Exercise task: Scan the data beneath this task and copy each line that includes "price".

Input:
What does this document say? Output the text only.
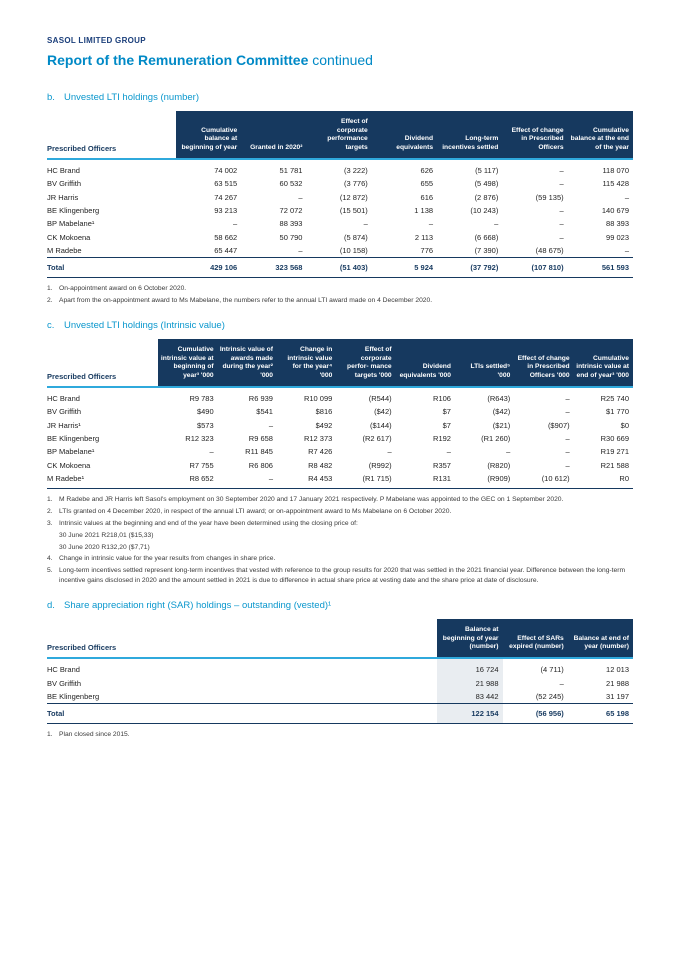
SASOL LIMITED GROUP
Report of the Remuneration Committee continued
b. Unvested LTI holdings (number)
Prescribed Officers	Cumulative balance at beginning of year	Granted in 2020²	Effect of corporate performance targets	Dividend equivalents	Long-term incentives settled	Effect of change in Prescribed Officers	Cumulative balance at the end of the year
HC Brand	74 002	51 781	(3 222)	626	(5 117)	–	118 070
BV Griffith	63 515	60 532	(3 776)	655	(5 498)	–	115 428
JR Harris	74 267	–	(12 872)	616	(2 876)	(59 135)	–
BE Klingenberg	93 213	72 072	(15 501)	1 138	(10 243)	–	140 679
BP Mabelane¹	–	88 393	–	–	–	–	88 393
CK Mokoena	58 662	50 790	(5 874)	2 113	(6 668)	–	99 023
M Radebe	65 447	–	(10 158)	776	(7 390)	(48 675)	–
Total	429 106	323 568	(51 403)	5 924	(37 792)	(107 810)	561 593
1. On-appointment award on 6 October 2020.
2. Apart from the on-appointment award to Ms Mabelane, the numbers refer to the annual LTI award made on 4 December 2020.
c.	Unvested LTI holdings (Intrinsic value)
Prescribed Officers	Cumulative intrinsic value at beginning of year³ '000	Intrinsic value of awards made during the year² '000	Change in intrinsic value for the year⁴ '000	Effect of corporate perfor- mance targets '000	Dividend equivalents '000	LTIs settled⁵ '000	Effect of change in Prescribed Officers '000	Cumulative intrinsic value at end of year³ '000
HC Brand	R9 783	R6 939	R10 099	(R544)	R106	(R643)	–	R25 740
BV Griffith	$490	$541	$816	($42)	$7	($42)	–	$1 770
JR Harris¹	$573	–	$492	($144)	$7	($21)	($907)	$0
BE Klingenberg	R12 323	R9 658	R12 373	(R2 617)	R192	(R1 260)	–	R30 669
BP Mabelane¹	–	R11 845	R7 426	–	–	–	–	R19 271
CK Mokoena	R7 755	R6 806	R8 482	(R992)	R357	(R820)	–	R21 588
M Radebe¹	R8 652	–	R4 453	(R1 715)	R131	(R909)	(10 612)	R0
1. M Radebe and JR Harris left Sasol's employment on 30 September 2020 and 17 January 2021 respectively. P Mabelane was appointed to the GEC on 1 September 2020.
2. LTIs granted on 4 December 2020, in respect of the annual LTI award; or on-appointment award to Ms Mabelane on 6 October 2020.
3. Intrinsic values at the beginning and end of the year have been determined using the closing price of:
30 June 2021 R218,01 ($15,33)
30 June 2020 R132,20 ($7,71)
4. Change in intrinsic value for the year results from changes in share price.
5. Long-term incentives settled represent long-term incentives that vested with reference to the group results for 2020 that was settled in the 2021 financial year. Difference between the long-term incentive gains disclosed in 2020 and the amount settled in 2021 is due to difference in actual share price at vesting date and the share price at date of disclosure.
d. Share appreciation right (SAR) holdings – outstanding (vested)¹
Prescribed Officers	Balance at beginning of year (number)	Effect of SARs expired (number)	Balance at end of year (number)
HC Brand	16 724	(4 711)	12 013
BV Griffith	21 988	–	21 988
BE Klingenberg	83 442	(52 245)	31 197
Total	122 154	(56 956)	65 198
1. Plan closed since 2015.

Answer to this problem:
3. Intrinsic values at the beginning and end of the year have been determined using the closing price of:
4. Change in intrinsic value for the year results from changes in share price.
5. Long-term incentives settled represent long-term incentives that vested with reference to the group results for 2020 that was settled in the 2021 financial year. Difference between the long-term incentive gains disclosed in 2020 and the amount settled in 2021 is due to difference in actual share price at vesting date and the share price at date of disclosure.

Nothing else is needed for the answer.